**Problem**
Check each line of the material. Copy those containing "TRUCK".

[Stored data]
○ ○ ○ ○ ○

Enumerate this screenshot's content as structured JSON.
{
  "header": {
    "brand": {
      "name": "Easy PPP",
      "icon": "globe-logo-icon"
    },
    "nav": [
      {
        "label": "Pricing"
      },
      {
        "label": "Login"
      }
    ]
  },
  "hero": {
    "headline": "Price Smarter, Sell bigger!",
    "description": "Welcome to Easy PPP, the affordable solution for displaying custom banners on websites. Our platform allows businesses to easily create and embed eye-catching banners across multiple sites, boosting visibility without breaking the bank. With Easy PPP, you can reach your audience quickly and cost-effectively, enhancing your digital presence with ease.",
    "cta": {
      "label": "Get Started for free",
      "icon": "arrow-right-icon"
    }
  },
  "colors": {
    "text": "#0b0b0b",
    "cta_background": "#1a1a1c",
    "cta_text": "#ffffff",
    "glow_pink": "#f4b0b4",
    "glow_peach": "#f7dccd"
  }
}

○ ○ ○ ○ ○

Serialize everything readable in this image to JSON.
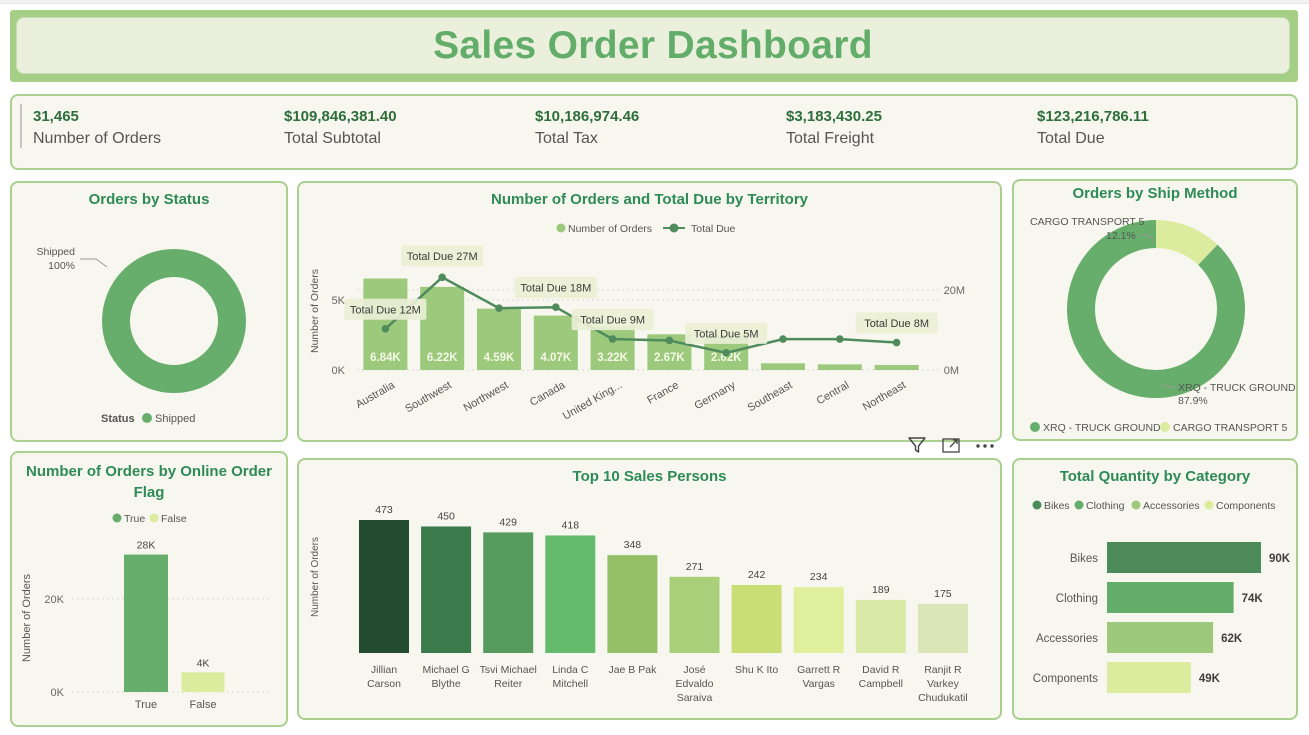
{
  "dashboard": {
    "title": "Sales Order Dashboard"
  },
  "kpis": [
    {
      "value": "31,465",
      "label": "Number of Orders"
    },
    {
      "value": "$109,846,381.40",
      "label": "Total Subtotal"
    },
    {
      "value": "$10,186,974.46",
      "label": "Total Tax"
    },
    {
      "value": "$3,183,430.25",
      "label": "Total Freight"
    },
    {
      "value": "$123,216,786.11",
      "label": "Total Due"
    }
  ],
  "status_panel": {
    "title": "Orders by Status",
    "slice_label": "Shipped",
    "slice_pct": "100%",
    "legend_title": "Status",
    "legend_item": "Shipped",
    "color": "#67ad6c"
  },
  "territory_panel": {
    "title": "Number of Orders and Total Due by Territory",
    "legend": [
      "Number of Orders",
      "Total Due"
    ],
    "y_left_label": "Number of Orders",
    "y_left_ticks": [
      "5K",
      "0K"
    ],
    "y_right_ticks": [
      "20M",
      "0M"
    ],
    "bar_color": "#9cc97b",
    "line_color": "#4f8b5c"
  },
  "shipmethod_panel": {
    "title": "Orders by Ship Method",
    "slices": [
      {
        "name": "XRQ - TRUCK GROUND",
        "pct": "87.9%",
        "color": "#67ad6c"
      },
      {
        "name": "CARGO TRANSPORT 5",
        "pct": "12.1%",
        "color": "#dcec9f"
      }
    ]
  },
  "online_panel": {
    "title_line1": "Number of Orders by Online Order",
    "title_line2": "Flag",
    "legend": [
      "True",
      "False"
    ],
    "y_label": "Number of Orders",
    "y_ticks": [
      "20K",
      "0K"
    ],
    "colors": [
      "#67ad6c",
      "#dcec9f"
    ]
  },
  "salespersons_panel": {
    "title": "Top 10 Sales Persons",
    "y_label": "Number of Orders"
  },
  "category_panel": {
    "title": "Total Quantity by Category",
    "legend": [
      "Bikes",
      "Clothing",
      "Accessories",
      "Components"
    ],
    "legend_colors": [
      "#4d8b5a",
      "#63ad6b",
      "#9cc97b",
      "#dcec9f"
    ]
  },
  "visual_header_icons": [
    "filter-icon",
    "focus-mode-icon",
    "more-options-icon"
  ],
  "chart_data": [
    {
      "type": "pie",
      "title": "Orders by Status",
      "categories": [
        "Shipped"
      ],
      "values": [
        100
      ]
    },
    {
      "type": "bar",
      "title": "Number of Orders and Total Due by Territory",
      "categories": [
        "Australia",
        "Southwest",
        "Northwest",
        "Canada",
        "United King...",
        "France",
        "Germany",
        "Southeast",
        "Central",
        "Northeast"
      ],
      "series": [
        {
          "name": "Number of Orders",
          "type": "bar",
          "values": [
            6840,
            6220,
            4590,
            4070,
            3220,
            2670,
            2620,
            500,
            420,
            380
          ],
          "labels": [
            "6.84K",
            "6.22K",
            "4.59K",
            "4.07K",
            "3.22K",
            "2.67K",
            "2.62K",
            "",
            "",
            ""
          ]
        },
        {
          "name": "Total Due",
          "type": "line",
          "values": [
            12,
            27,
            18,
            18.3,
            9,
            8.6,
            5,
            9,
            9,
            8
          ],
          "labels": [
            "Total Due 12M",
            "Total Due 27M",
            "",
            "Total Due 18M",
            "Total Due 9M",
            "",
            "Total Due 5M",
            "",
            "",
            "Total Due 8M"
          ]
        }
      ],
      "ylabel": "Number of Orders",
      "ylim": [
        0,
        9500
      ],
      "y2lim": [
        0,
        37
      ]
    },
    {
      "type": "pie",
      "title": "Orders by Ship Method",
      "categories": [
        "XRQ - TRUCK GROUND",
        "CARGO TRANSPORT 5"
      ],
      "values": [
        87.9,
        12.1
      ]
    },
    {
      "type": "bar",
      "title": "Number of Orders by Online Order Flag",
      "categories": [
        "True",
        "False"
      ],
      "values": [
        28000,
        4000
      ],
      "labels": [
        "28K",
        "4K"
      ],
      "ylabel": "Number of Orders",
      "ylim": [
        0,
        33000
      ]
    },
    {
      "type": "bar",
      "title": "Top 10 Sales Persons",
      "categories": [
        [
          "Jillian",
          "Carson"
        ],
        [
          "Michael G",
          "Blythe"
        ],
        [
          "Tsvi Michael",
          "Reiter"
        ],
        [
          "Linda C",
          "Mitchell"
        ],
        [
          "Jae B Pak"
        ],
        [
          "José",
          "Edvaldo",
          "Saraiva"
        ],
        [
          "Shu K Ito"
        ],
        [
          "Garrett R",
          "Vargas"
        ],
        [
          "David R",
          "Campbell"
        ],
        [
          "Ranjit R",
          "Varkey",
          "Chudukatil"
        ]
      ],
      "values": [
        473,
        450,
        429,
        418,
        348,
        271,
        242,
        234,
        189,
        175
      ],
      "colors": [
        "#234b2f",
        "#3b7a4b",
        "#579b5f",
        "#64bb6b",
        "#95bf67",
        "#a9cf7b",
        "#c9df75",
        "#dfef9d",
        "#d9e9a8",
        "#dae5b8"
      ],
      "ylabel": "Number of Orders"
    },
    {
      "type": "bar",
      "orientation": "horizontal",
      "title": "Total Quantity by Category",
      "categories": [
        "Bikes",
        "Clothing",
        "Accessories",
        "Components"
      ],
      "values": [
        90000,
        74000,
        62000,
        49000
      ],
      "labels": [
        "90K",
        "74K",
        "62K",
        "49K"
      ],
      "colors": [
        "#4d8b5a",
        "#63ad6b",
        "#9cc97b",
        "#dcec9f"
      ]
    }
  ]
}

○ ○ ○ ○ ○

**Output below**
        "name": "XRQ - TRUCK GROUND",
        "XRQ - TRUCK GROUND",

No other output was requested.